Copy all of the data below with every instance of "bounding box" changed to "enclosing rectangle" and nothing else altered. Leave the pictures out of your answer.
[start of GIVEN ENTRIES]
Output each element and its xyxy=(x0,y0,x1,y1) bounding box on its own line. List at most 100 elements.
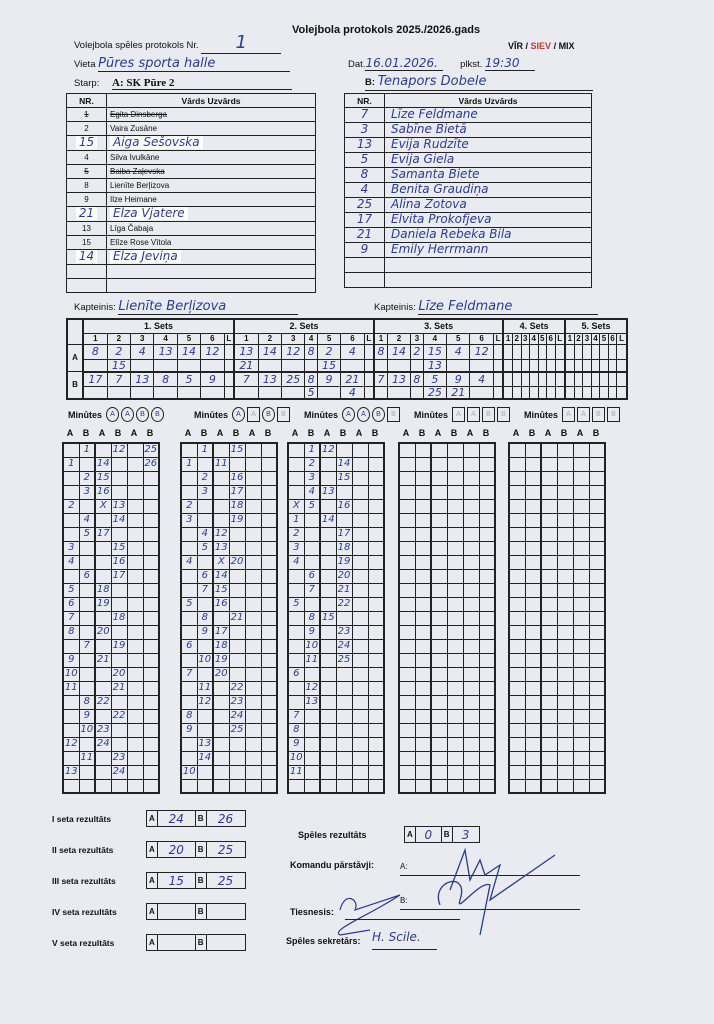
lineup-cell[interactable] xyxy=(340,358,365,372)
score-cell[interactable] xyxy=(414,680,432,696)
score-cell[interactable] xyxy=(351,512,369,528)
score-cell[interactable] xyxy=(462,638,480,654)
score-cell[interactable] xyxy=(110,582,128,598)
score-cell[interactable] xyxy=(462,610,480,626)
score-cell[interactable] xyxy=(478,554,496,570)
lineup-cell[interactable] xyxy=(554,370,566,387)
score-cell[interactable]: 9 xyxy=(196,624,214,640)
score-cell[interactable]: 16 xyxy=(335,498,353,514)
score-cell[interactable]: 11 xyxy=(196,680,214,696)
lineup-cell[interactable] xyxy=(153,358,178,372)
score-cell[interactable] xyxy=(414,610,432,626)
set-result-a[interactable] xyxy=(158,935,196,950)
score-cell[interactable] xyxy=(126,512,144,528)
lineup-cell[interactable]: 5 xyxy=(304,386,318,400)
score-cell[interactable] xyxy=(446,470,464,486)
score-cell[interactable] xyxy=(462,526,480,542)
score-cell[interactable] xyxy=(126,456,144,472)
score-cell[interactable] xyxy=(244,750,262,766)
score-cell[interactable] xyxy=(142,596,160,612)
score-cell[interactable] xyxy=(228,764,246,780)
score-cell[interactable] xyxy=(287,778,305,794)
score-cell[interactable] xyxy=(430,680,448,696)
lineup-cell[interactable] xyxy=(520,358,530,372)
score-cell[interactable] xyxy=(430,582,448,598)
player-name[interactable]: Baiba Zaļevska xyxy=(106,164,316,179)
score-cell[interactable] xyxy=(367,610,385,626)
score-cell[interactable] xyxy=(351,624,369,640)
lineup-cell[interactable] xyxy=(257,358,283,372)
lineup-cell[interactable] xyxy=(512,358,522,372)
score-cell[interactable] xyxy=(62,484,80,500)
score-cell[interactable] xyxy=(180,526,198,542)
score-cell[interactable] xyxy=(367,596,385,612)
lineup-cell[interactable]: 8 xyxy=(304,343,318,360)
score-cell[interactable] xyxy=(540,750,558,766)
score-cell[interactable] xyxy=(287,624,305,640)
score-cell[interactable] xyxy=(110,470,128,486)
lineup-cell[interactable]: 9 xyxy=(446,370,471,387)
score-cell[interactable] xyxy=(94,750,112,766)
score-cell[interactable] xyxy=(556,778,574,794)
lineup-cell[interactable] xyxy=(363,343,375,360)
score-cell[interactable] xyxy=(287,694,305,710)
score-cell[interactable] xyxy=(430,456,448,472)
score-cell[interactable]: 17 xyxy=(335,526,353,542)
score-cell[interactable] xyxy=(244,778,262,794)
score-cell[interactable] xyxy=(524,498,542,514)
score-cell[interactable] xyxy=(110,484,128,500)
score-cell[interactable] xyxy=(524,694,542,710)
match-result-b[interactable]: 3 xyxy=(461,827,470,842)
timeout-box[interactable]: A xyxy=(452,407,466,422)
score-cell[interactable] xyxy=(351,722,369,738)
score-cell[interactable] xyxy=(126,778,144,794)
score-cell[interactable]: 8 xyxy=(180,708,198,724)
lineup-cell[interactable] xyxy=(599,343,609,360)
score-cell[interactable] xyxy=(462,778,480,794)
score-cell[interactable] xyxy=(351,596,369,612)
score-cell[interactable] xyxy=(414,778,432,794)
set-result-b[interactable] xyxy=(207,904,245,919)
score-cell[interactable] xyxy=(287,582,305,598)
score-cell[interactable] xyxy=(367,582,385,598)
score-cell[interactable] xyxy=(62,526,80,542)
score-cell[interactable] xyxy=(398,470,416,486)
score-cell[interactable] xyxy=(244,582,262,598)
score-cell[interactable] xyxy=(287,610,305,626)
score-cell[interactable] xyxy=(260,750,278,766)
score-cell[interactable] xyxy=(462,764,480,780)
score-cell[interactable]: 11 xyxy=(78,750,96,766)
score-cell[interactable] xyxy=(414,722,432,738)
lineup-cell[interactable] xyxy=(502,386,514,400)
lineup-cell[interactable]: 15 xyxy=(106,358,132,372)
score-cell[interactable] xyxy=(94,610,112,626)
score-cell[interactable]: 15 xyxy=(212,582,230,598)
score-cell[interactable] xyxy=(367,484,385,500)
score-cell[interactable] xyxy=(508,470,526,486)
score-cell[interactable] xyxy=(430,778,448,794)
score-cell[interactable] xyxy=(572,680,590,696)
score-cell[interactable]: 7 xyxy=(303,582,321,598)
score-cell[interactable] xyxy=(430,442,448,458)
score-cell[interactable] xyxy=(303,736,321,752)
score-cell[interactable] xyxy=(556,750,574,766)
date-field[interactable]: 16.01.2026. xyxy=(365,56,444,71)
score-cell[interactable]: 8 xyxy=(62,624,80,640)
lineup-cell[interactable] xyxy=(373,358,388,372)
player-name[interactable]: Egita Dinsberga xyxy=(106,107,316,122)
score-cell[interactable] xyxy=(478,652,496,668)
score-cell[interactable] xyxy=(414,582,432,598)
score-cell[interactable] xyxy=(414,624,432,640)
score-cell[interactable] xyxy=(110,736,128,752)
score-cell[interactable] xyxy=(287,638,305,654)
score-cell[interactable] xyxy=(212,708,230,724)
score-cell[interactable] xyxy=(446,540,464,556)
score-cell[interactable] xyxy=(446,778,464,794)
score-cell[interactable] xyxy=(414,638,432,654)
gender-mix[interactable]: / MIX xyxy=(553,41,575,51)
score-cell[interactable] xyxy=(588,484,606,500)
score-cell[interactable] xyxy=(572,540,590,556)
player-number[interactable]: 21 xyxy=(344,227,385,243)
score-cell[interactable] xyxy=(430,750,448,766)
player-number[interactable]: 4 xyxy=(344,182,385,198)
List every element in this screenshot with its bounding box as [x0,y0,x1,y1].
[end of GIVEN ENTRIES]
▶ _EXPECTED ANSWER_
Output each element and its xyxy=(x0,y0,x1,y1) enclosing rectangle on its own line. List at most 100 elements.
lineup-cell[interactable] xyxy=(340,358,365,372)
score-cell[interactable] xyxy=(414,680,432,696)
score-cell[interactable] xyxy=(351,512,369,528)
score-cell[interactable] xyxy=(462,638,480,654)
score-cell[interactable] xyxy=(110,582,128,598)
score-cell[interactable] xyxy=(462,610,480,626)
score-cell[interactable] xyxy=(478,554,496,570)
lineup-cell[interactable] xyxy=(554,370,566,387)
score-cell[interactable]: 9 xyxy=(196,624,214,640)
score-cell[interactable]: 16 xyxy=(335,498,353,514)
score-cell[interactable]: 11 xyxy=(196,680,214,696)
lineup-cell[interactable] xyxy=(153,358,178,372)
score-cell[interactable] xyxy=(414,610,432,626)
set-result-a[interactable] xyxy=(158,935,196,950)
score-cell[interactable] xyxy=(126,512,144,528)
lineup-cell[interactable]: 5 xyxy=(304,386,318,400)
score-cell[interactable] xyxy=(446,470,464,486)
score-cell[interactable] xyxy=(462,526,480,542)
score-cell[interactable] xyxy=(126,456,144,472)
score-cell[interactable] xyxy=(244,750,262,766)
score-cell[interactable] xyxy=(142,596,160,612)
score-cell[interactable] xyxy=(228,764,246,780)
score-cell[interactable] xyxy=(287,778,305,794)
score-cell[interactable] xyxy=(430,680,448,696)
lineup-cell[interactable] xyxy=(520,358,530,372)
score-cell[interactable] xyxy=(430,582,448,598)
player-name[interactable]: Baiba Zaļevska xyxy=(106,164,316,179)
score-cell[interactable] xyxy=(367,610,385,626)
score-cell[interactable] xyxy=(351,624,369,640)
lineup-cell[interactable] xyxy=(257,358,283,372)
lineup-cell[interactable] xyxy=(512,358,522,372)
score-cell[interactable] xyxy=(62,484,80,500)
score-cell[interactable] xyxy=(180,526,198,542)
score-cell[interactable] xyxy=(367,596,385,612)
lineup-cell[interactable]: 8 xyxy=(304,343,318,360)
score-cell[interactable] xyxy=(540,750,558,766)
score-cell[interactable] xyxy=(287,624,305,640)
score-cell[interactable] xyxy=(110,470,128,486)
lineup-cell[interactable]: 9 xyxy=(446,370,471,387)
score-cell[interactable] xyxy=(94,750,112,766)
score-cell[interactable] xyxy=(556,778,574,794)
lineup-cell[interactable] xyxy=(363,343,375,360)
score-cell[interactable] xyxy=(287,694,305,710)
score-cell[interactable] xyxy=(430,456,448,472)
score-cell[interactable]: 17 xyxy=(335,526,353,542)
score-cell[interactable] xyxy=(244,778,262,794)
score-cell[interactable] xyxy=(524,498,542,514)
score-cell[interactable] xyxy=(110,484,128,500)
score-cell[interactable] xyxy=(524,694,542,710)
match-result-b[interactable]: 3 xyxy=(461,827,470,842)
timeout-box[interactable]: A xyxy=(452,407,466,422)
score-cell[interactable] xyxy=(351,722,369,738)
score-cell[interactable] xyxy=(126,778,144,794)
score-cell[interactable]: 8 xyxy=(180,708,198,724)
lineup-cell[interactable] xyxy=(599,343,609,360)
score-cell[interactable] xyxy=(462,778,480,794)
score-cell[interactable] xyxy=(351,596,369,612)
score-cell[interactable] xyxy=(414,778,432,794)
set-result-b[interactable] xyxy=(207,904,245,919)
score-cell[interactable] xyxy=(287,582,305,598)
score-cell[interactable] xyxy=(367,582,385,598)
score-cell[interactable] xyxy=(62,526,80,542)
score-cell[interactable] xyxy=(398,470,416,486)
score-cell[interactable] xyxy=(244,582,262,598)
score-cell[interactable] xyxy=(287,610,305,626)
score-cell[interactable] xyxy=(260,750,278,766)
score-cell[interactable] xyxy=(462,764,480,780)
score-cell[interactable]: 11 xyxy=(78,750,96,766)
score-cell[interactable] xyxy=(414,722,432,738)
lineup-cell[interactable] xyxy=(502,386,514,400)
lineup-cell[interactable]: 15 xyxy=(106,358,132,372)
score-cell[interactable] xyxy=(94,610,112,626)
score-cell[interactable]: 15 xyxy=(212,582,230,598)
score-cell[interactable] xyxy=(367,484,385,500)
score-cell[interactable] xyxy=(508,470,526,486)
score-cell[interactable] xyxy=(430,778,448,794)
score-cell[interactable] xyxy=(572,680,590,696)
score-cell[interactable]: 7 xyxy=(303,582,321,598)
score-cell[interactable] xyxy=(430,442,448,458)
score-cell[interactable] xyxy=(303,736,321,752)
score-cell[interactable] xyxy=(556,750,574,766)
date-field[interactable]: 16.01.2026. xyxy=(365,56,444,71)
score-cell[interactable]: 8 xyxy=(62,624,80,640)
lineup-cell[interactable] xyxy=(373,358,388,372)
player-name[interactable]: Egita Dinsberga xyxy=(106,107,316,122)
score-cell[interactable] xyxy=(478,652,496,668)
score-cell[interactable] xyxy=(414,582,432,598)
score-cell[interactable] xyxy=(414,624,432,640)
score-cell[interactable] xyxy=(110,736,128,752)
score-cell[interactable] xyxy=(287,638,305,654)
score-cell[interactable] xyxy=(212,708,230,724)
score-cell[interactable] xyxy=(446,540,464,556)
score-cell[interactable] xyxy=(446,778,464,794)
score-cell[interactable] xyxy=(414,638,432,654)
gender-mix[interactable]: / MIX xyxy=(553,41,575,51)
score-cell[interactable] xyxy=(588,484,606,500)
score-cell[interactable] xyxy=(572,540,590,556)
player-number[interactable]: 21 xyxy=(344,227,385,243)
score-cell[interactable] xyxy=(430,750,448,766)
player-number[interactable]: 4 xyxy=(344,182,385,198)
List every element in this screenshot with its enclosing rectangle as [x0,y0,x1,y1].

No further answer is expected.